__WHAT NEEDS TO BE DONE__. Filter the records below, keeping only lines with the string "baja".

[Records of document pages and text]
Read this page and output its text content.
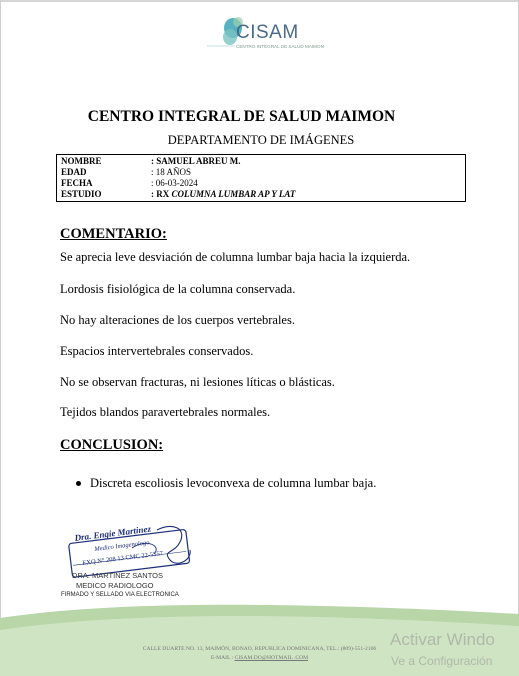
CISAM
CENTRO INTEGRAL DE SALUD MAIMON
CENTRO INTEGRAL DE SALUD MAIMON
DEPARTAMENTO DE IMÁGENES
NOMBRE	: SAMUEL ABREU M.
EDAD	: 18 AÑOS
FECHA	: 06-03-2024
ESTUDIO	: RX COLUMNA LUMBAR AP Y LAT
COMENTARIO:
Se aprecia leve desviación de columna lumbar baja hacia la izquierda.
Lordosis fisiológica de la columna conservada.
No hay alteraciones de los cuerpos vertebrales.
Espacios intervertebrales conservados.
No se observan fracturas, ni lesiones líticas o blásticas.
Tejidos blandos paravertebrales normales.
CONCLUSION:
Discreta escoliosis levoconvexa de columna lumbar baja.
Dra. Engie Martinez
Medico Imagenologo
EXQ N° 208 13 CMC 22-5557
DRA. MARTINEZ SANTOS
MEDICO RADIOLOGO
FIRMADO Y SELLADO VIA ELECTRONICA
CALLE DUARTE NO. 13, MAIMÓN, BONAO, REPUBLICA DOMINICANA, TEL.: (809)-551-2106
E-MAIL : CISAM.DO@HOTMAIL .COM
Activar Windo
Ve a Configuración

__SOLUTION FOR THIS EXERCISE__.
Se aprecia leve desviación de columna lumbar baja hacia la izquierda.
Discreta escoliosis levoconvexa de columna lumbar baja.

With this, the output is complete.